== EXERCISE DESCRIPTION ==
Leave out the images; return the rest of the data exactly.

== EXTRACTED DATA ==
-=-=-=-=-

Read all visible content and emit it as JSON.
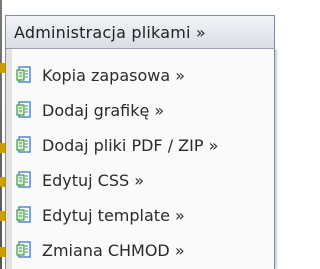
{
  "menu": {
    "header_label": "Administracja plikami »",
    "items": [
      {
        "label": "Kopia zapasowa »",
        "icon": "document-icon"
      },
      {
        "label": "Dodaj grafikę »",
        "icon": "document-icon"
      },
      {
        "label": "Dodaj pliki PDF / ZIP »",
        "icon": "document-icon"
      },
      {
        "label": "Edytuj CSS »",
        "icon": "document-icon"
      },
      {
        "label": "Edytuj template »",
        "icon": "document-icon"
      },
      {
        "label": "Zmiana CHMOD »",
        "icon": "document-icon"
      }
    ]
  },
  "colors": {
    "header_bg_top": "#f2f4f8",
    "header_bg_bottom": "#d9dde4",
    "border": "#7f8da4",
    "text": "#2a2a2a",
    "icon_blue": "#3a76c4",
    "icon_green": "#3e9e3e"
  }
}
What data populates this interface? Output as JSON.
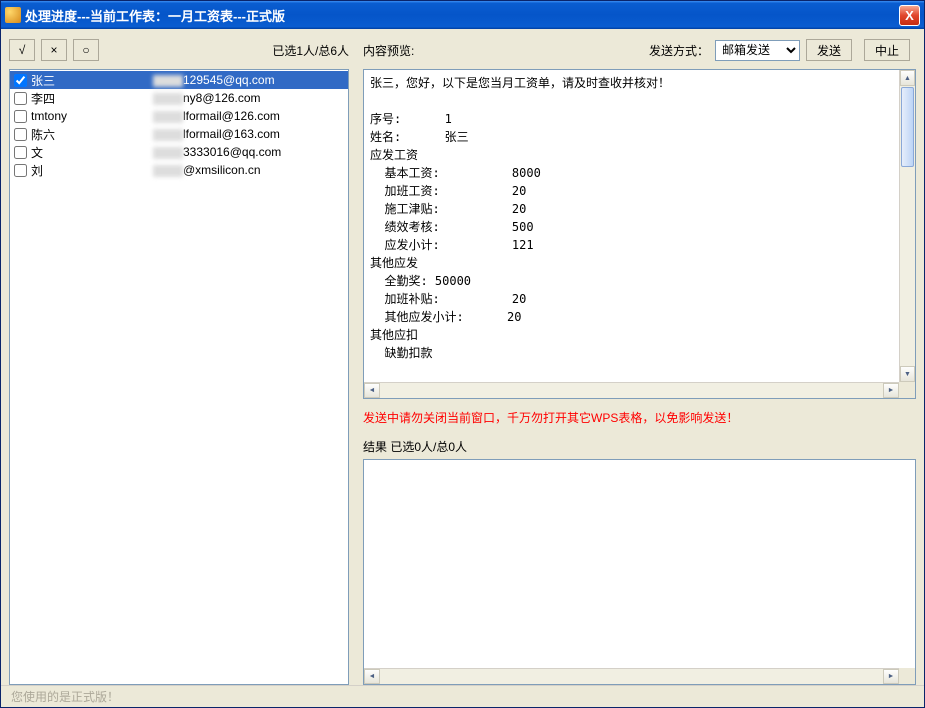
{
  "titlebar": {
    "title": "处理进度---当前工作表：一月工资表---正式版",
    "close_symbol": "X"
  },
  "left": {
    "btn_check_all": "√",
    "btn_uncheck_all": "×",
    "btn_invert": "○",
    "selection_count": "已选1人/总6人",
    "items": [
      {
        "checked": true,
        "selected": true,
        "name": "张三",
        "email_suffix": "129545@qq.com"
      },
      {
        "checked": false,
        "selected": false,
        "name": "李四",
        "email_suffix": "ny8@126.com"
      },
      {
        "checked": false,
        "selected": false,
        "name": "tmtony",
        "email_suffix": "lformail@126.com"
      },
      {
        "checked": false,
        "selected": false,
        "name": "陈六",
        "email_suffix": "lformail@163.com"
      },
      {
        "checked": false,
        "selected": false,
        "name": "文",
        "email_suffix": "3333016@qq.com"
      },
      {
        "checked": false,
        "selected": false,
        "name": "刘",
        "email_suffix": "@xmsilicon.cn"
      }
    ]
  },
  "right": {
    "preview_label": "内容预览:",
    "send_method_label": "发送方式：",
    "send_method_value": "邮箱发送",
    "btn_send": "发送",
    "btn_stop": "中止",
    "preview_text": "张三，您好，以下是您当月工资单，请及时查收并核对！\n\n序号:      1\n姓名:      张三\n应发工资\n  基本工资:          8000\n  加班工资:          20\n  施工津贴:          20\n  绩效考核:          500\n  应发小计:          121\n其他应发\n  全勤奖: 50000\n  加班补贴:          20\n  其他应发小计:      20\n其他应扣\n  缺勤扣款",
    "warning": "发送中请勿关闭当前窗口，千万勿打开其它WPS表格，以免影响发送！",
    "result_label": "结果  已选0人/总0人"
  },
  "statusbar": {
    "text": "您使用的是正式版！"
  }
}
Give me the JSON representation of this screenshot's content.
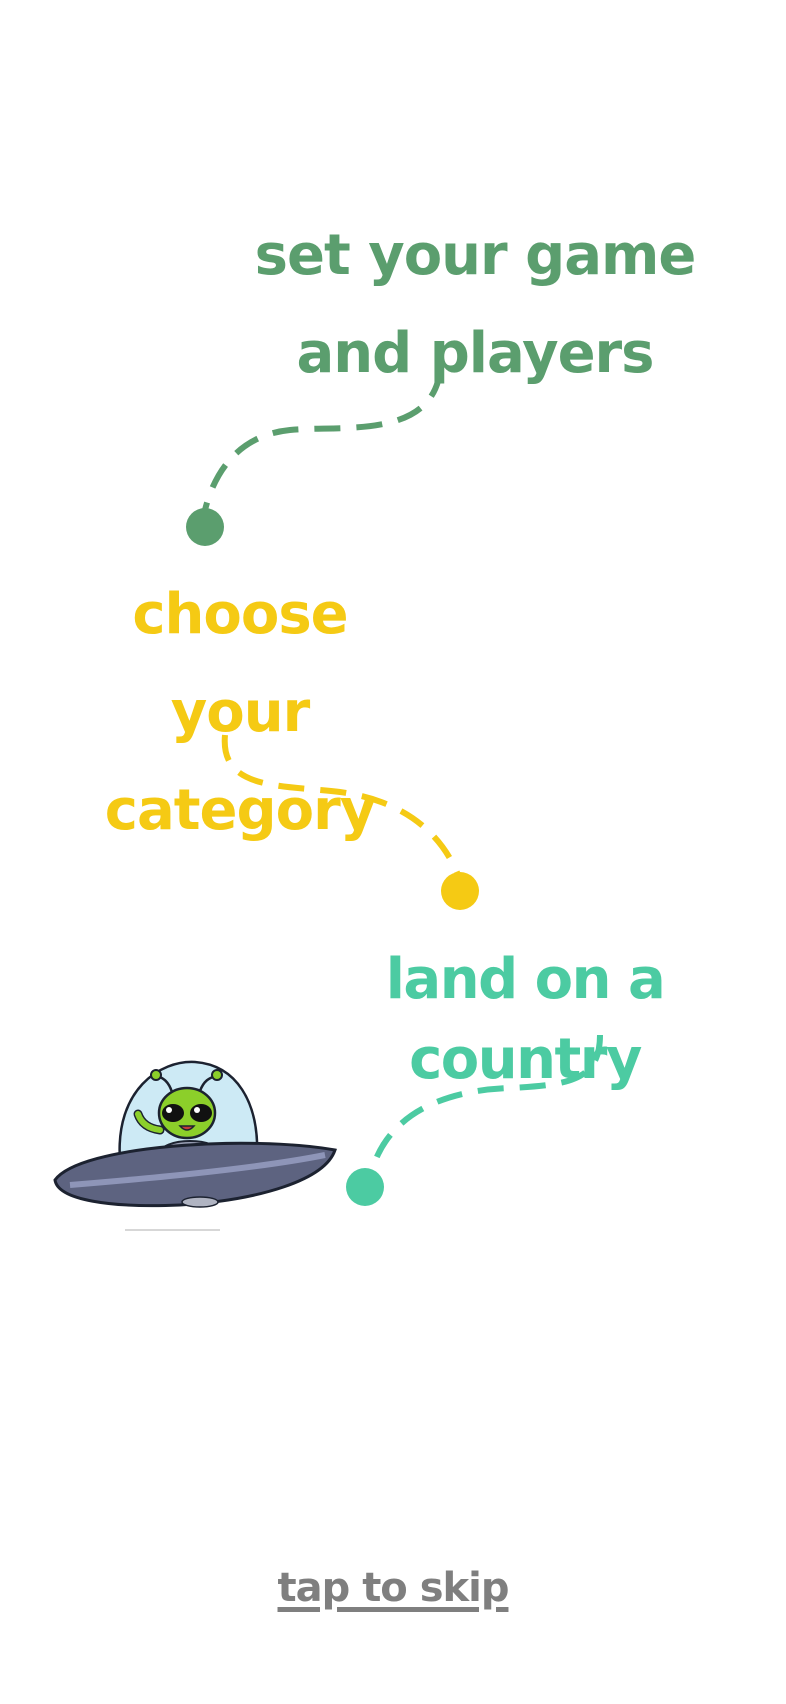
{
  "steps": [
    {
      "text": "set your game and players",
      "color": "#5b9e6e"
    },
    {
      "text": "choose your category",
      "color": "#f5ca14"
    },
    {
      "text": "land on a country",
      "color": "#4ccba2"
    }
  ],
  "skip": {
    "label": "tap to skip",
    "color": "#7f7f7f"
  },
  "illustration": {
    "icon": "alien-ufo-icon"
  }
}
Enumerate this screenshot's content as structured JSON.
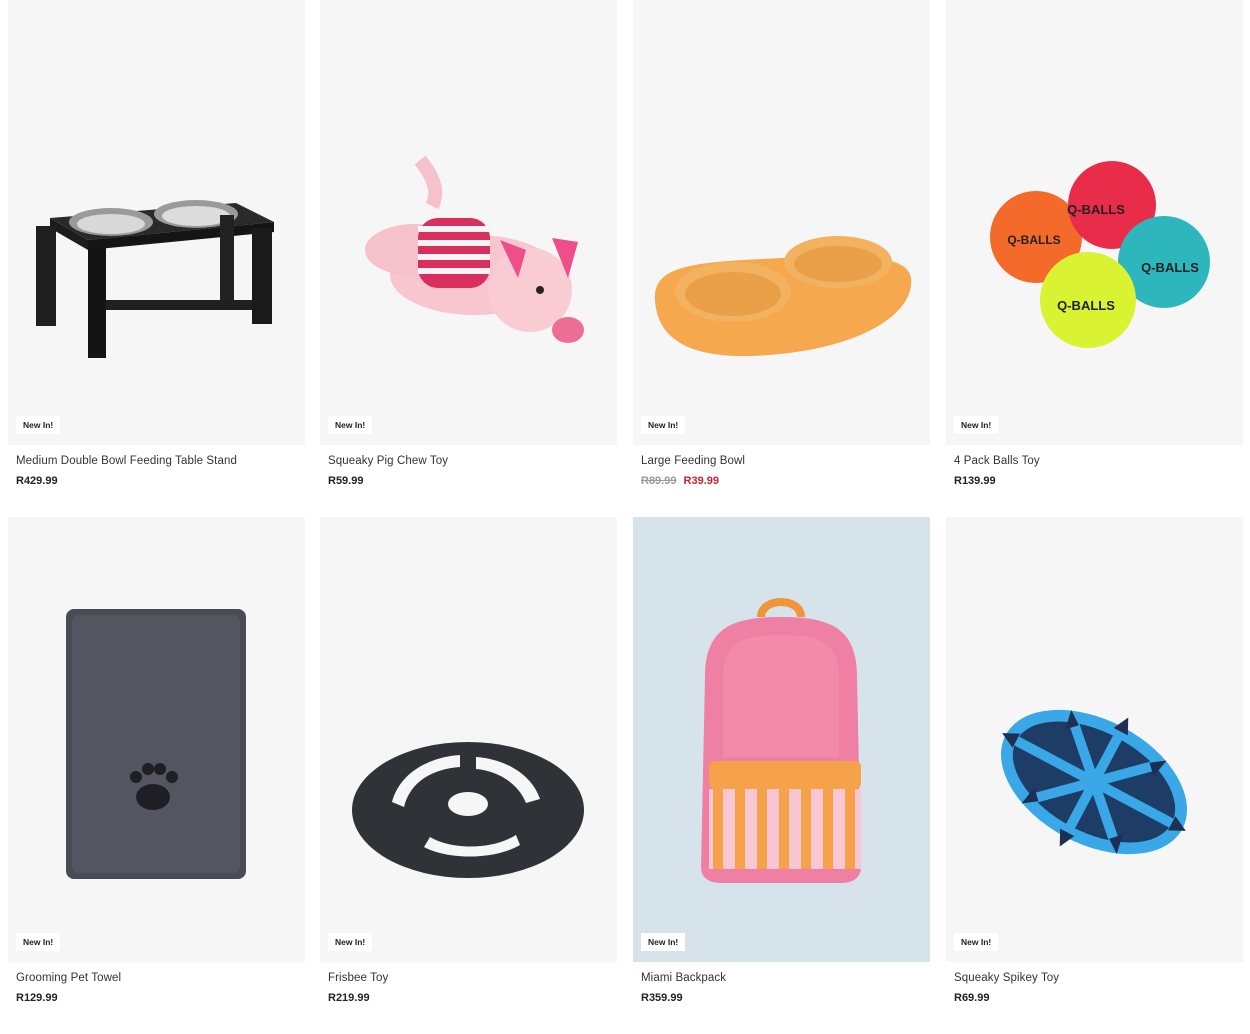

-=-=-=-=-

== FULL RESPONSE ==
Read all visible content and emit it as JSON.
{
  "menu": {
    "header_label": "Administracja plikami »",
    "items": [
      {
        "label": "Kopia zapasowa »",
        "icon": "document-icon"
      },
      {
        "label": "Dodaj grafikę »",
        "icon": "document-icon"
      },
      {
        "label": "Dodaj pliki PDF / ZIP »",
        "icon": "document-icon"
      },
      {
        "label": "Edytuj CSS »",
        "icon": "document-icon"
      },
      {
        "label": "Edytuj template »",
        "icon": "document-icon"
      },
      {
        "label": "Zmiana CHMOD »",
        "icon": "document-icon"
      }
    ]
  },
  "colors": {
    "header_bg_top": "#f2f4f8",
    "header_bg_bottom": "#d9dde4",
    "border": "#7f8da4",
    "text": "#2a2a2a",
    "icon_blue": "#3a76c4",
    "icon_green": "#3e9e3e"
  }
}
What data populates this interface? Output as JSON.
{
  "titlebar": {
    "title": "处理进度---当前工作表：一月工资表---正式版",
    "close_symbol": "X"
  },
  "left": {
    "btn_check_all": "√",
    "btn_uncheck_all": "×",
    "btn_invert": "○",
    "selection_count": "已选1人/总6人",
    "items": [
      {
        "checked": true,
        "selected": true,
        "name": "张三",
        "email_suffix": "129545@qq.com"
      },
      {
        "checked": false,
        "selected": false,
        "name": "李四",
        "email_suffix": "ny8@126.com"
      },
      {
        "checked": false,
        "selected": false,
        "name": "tmtony",
        "email_suffix": "lformail@126.com"
      },
      {
        "checked": false,
        "selected": false,
        "name": "陈六",
        "email_suffix": "lformail@163.com"
      },
      {
        "checked": false,
        "selected": false,
        "name": "文",
        "email_suffix": "3333016@qq.com"
      },
      {
        "checked": false,
        "selected": false,
        "name": "刘",
        "email_suffix": "@xmsilicon.cn"
      }
    ]
  },
  "right": {
    "preview_label": "内容预览:",
    "send_method_label": "发送方式：",
    "send_method_value": "邮箱发送",
    "btn_send": "发送",
    "btn_stop": "中止",
    "preview_text": "张三，您好，以下是您当月工资单，请及时查收并核对！\n\n序号:      1\n姓名:      张三\n应发工资\n  基本工资:          8000\n  加班工资:          20\n  施工津贴:          20\n  绩效考核:          500\n  应发小计:          121\n其他应发\n  全勤奖: 50000\n  加班补贴:          20\n  其他应发小计:      20\n其他应扣\n  缺勤扣款",
    "warning": "发送中请勿关闭当前窗口，千万勿打开其它WPS表格，以免影响发送！",
    "result_label": "结果  已选0人/总0人"
  },
  "statusbar": {
    "text": "您使用的是正式版！"
  }
}
Give me the JSON representation of this screenshot's content.
{
  "steps": [
    {
      "text": "set your game and players",
      "color": "#5b9e6e"
    },
    {
      "text": "choose your category",
      "color": "#f5ca14"
    },
    {
      "text": "land on a country",
      "color": "#4ccba2"
    }
  ],
  "skip": {
    "label": "tap to skip",
    "color": "#7f7f7f"
  },
  "illustration": {
    "icon": "alien-ufo-icon"
  }
}
Enumerate this screenshot's content as structured JSON.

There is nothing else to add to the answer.